▸ What is required
Only the lines holding the string "from" are needed. Copy each one.
::::::::::
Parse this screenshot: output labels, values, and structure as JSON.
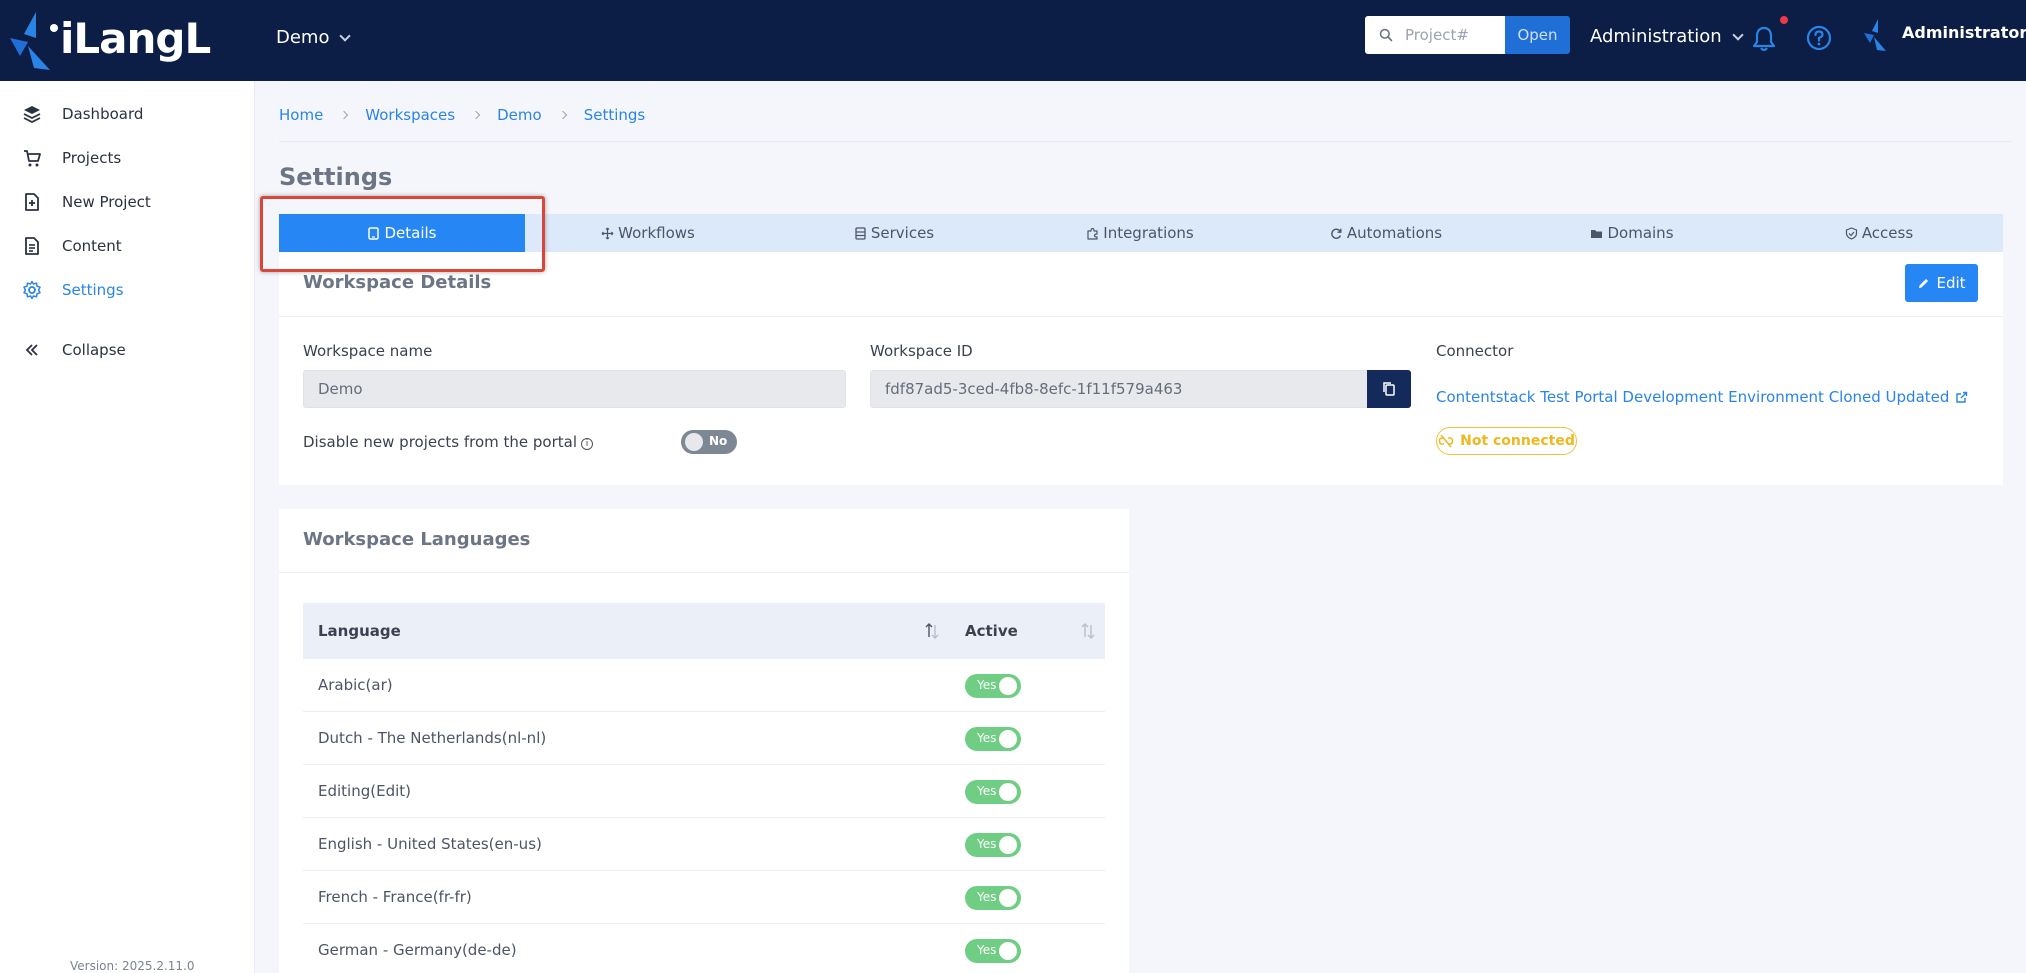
{
  "header": {
    "logo_text": "iLangL",
    "workspace": "Demo",
    "search_placeholder": "Project#",
    "open_label": "Open",
    "admin_menu": "Administration",
    "user_name": "Administrator"
  },
  "sidebar": {
    "items": [
      {
        "label": "Dashboard",
        "icon": "layers-icon"
      },
      {
        "label": "Projects",
        "icon": "cart-icon"
      },
      {
        "label": "New Project",
        "icon": "file-plus-icon"
      },
      {
        "label": "Content",
        "icon": "document-icon"
      },
      {
        "label": "Settings",
        "icon": "gear-icon",
        "active": true
      },
      {
        "label": "Collapse",
        "icon": "double-chevron-left-icon"
      }
    ],
    "version": "Version: 2025.2.11.0"
  },
  "breadcrumb": [
    "Home",
    "Workspaces",
    "Demo",
    "Settings"
  ],
  "page_title": "Settings",
  "tabs": [
    {
      "label": "Details",
      "icon": "tablet-icon",
      "active": true
    },
    {
      "label": "Workflows",
      "icon": "move-icon"
    },
    {
      "label": "Services",
      "icon": "server-icon"
    },
    {
      "label": "Integrations",
      "icon": "puzzle-icon"
    },
    {
      "label": "Automations",
      "icon": "refresh-icon"
    },
    {
      "label": "Domains",
      "icon": "folder-icon"
    },
    {
      "label": "Access",
      "icon": "shield-check-icon"
    }
  ],
  "details": {
    "title": "Workspace Details",
    "edit_label": "Edit",
    "workspace_name_label": "Workspace name",
    "workspace_name_value": "Demo",
    "workspace_id_label": "Workspace ID",
    "workspace_id_value": "fdf87ad5-3ced-4fb8-8efc-1f11f579a463",
    "connector_label": "Connector",
    "connector_link": "Contentstack Test Portal Development Environment Cloned Updated",
    "connector_status": "Not connected",
    "disable_label": "Disable new projects from the portal",
    "disable_value": "No"
  },
  "languages": {
    "title": "Workspace Languages",
    "col_language": "Language",
    "col_active": "Active",
    "rows": [
      {
        "name": "Arabic(ar)",
        "active": "Yes"
      },
      {
        "name": "Dutch - The Netherlands(nl-nl)",
        "active": "Yes"
      },
      {
        "name": "Editing(Edit)",
        "active": "Yes"
      },
      {
        "name": "English - United States(en-us)",
        "active": "Yes"
      },
      {
        "name": "French - France(fr-fr)",
        "active": "Yes"
      },
      {
        "name": "German - Germany(de-de)",
        "active": "Yes"
      }
    ]
  },
  "colors": {
    "topbar": "#0c1d46",
    "accent": "#2686f4",
    "tab_bar": "#dce9fb",
    "toggle_on": "#6fce84",
    "warning": "#f0b820",
    "highlight": "#d8473a"
  }
}
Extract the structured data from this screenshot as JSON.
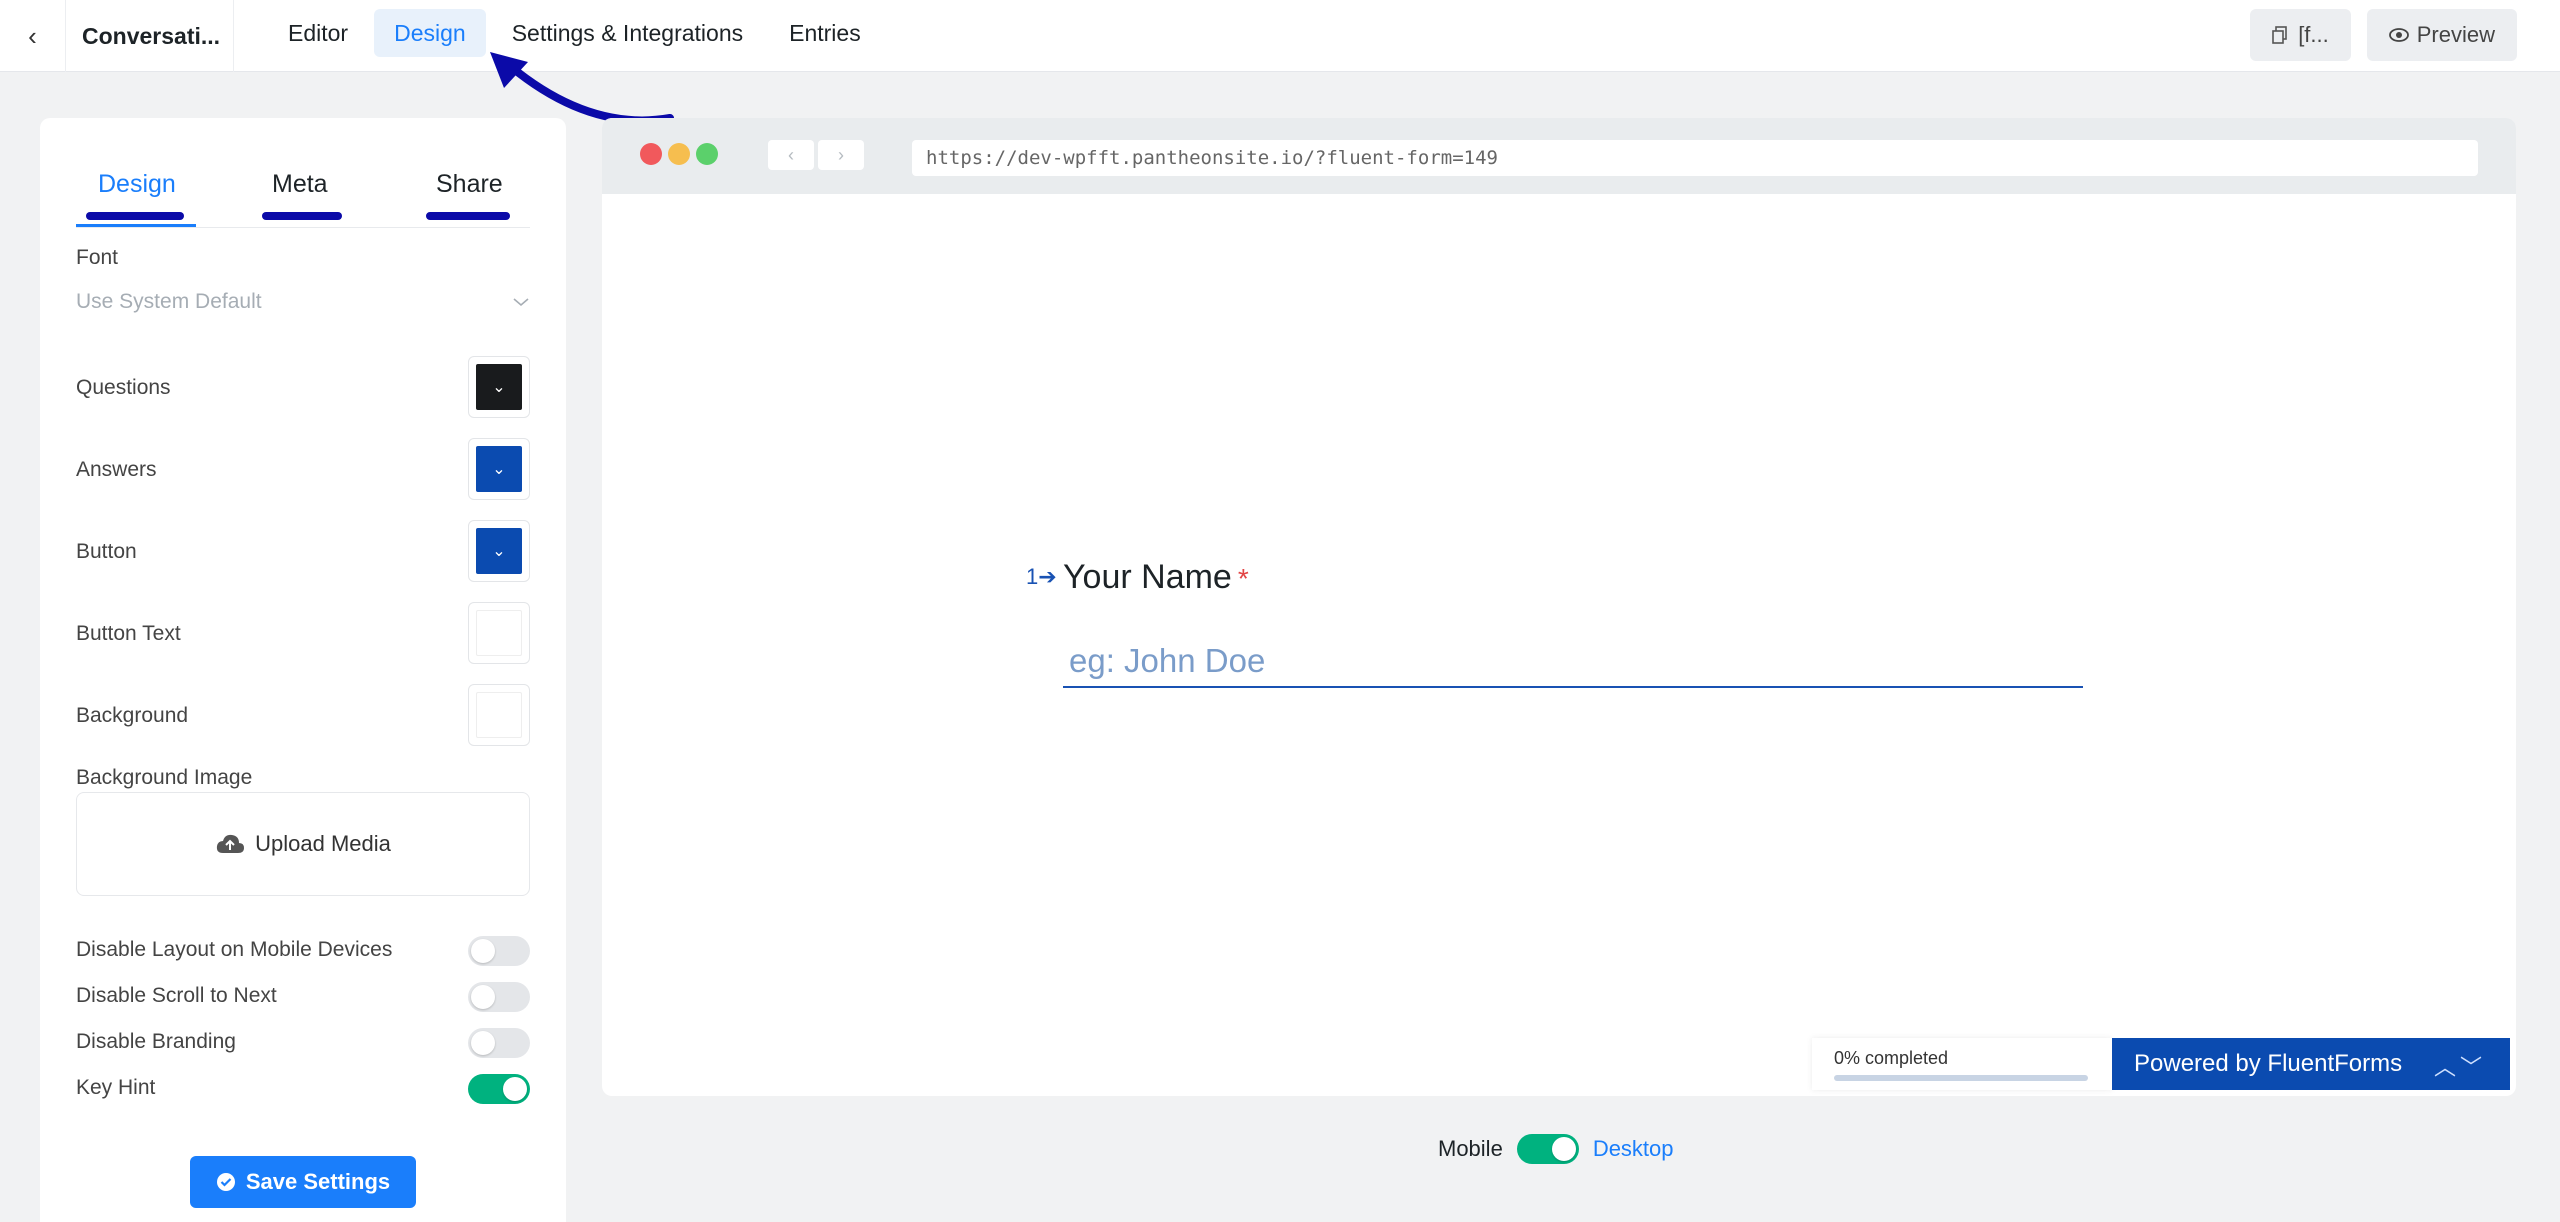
::::::::::
▸ Worked solution
    "disable_label": "Disable new projects from the portal",
Extract the structured data from this screenshot as JSON.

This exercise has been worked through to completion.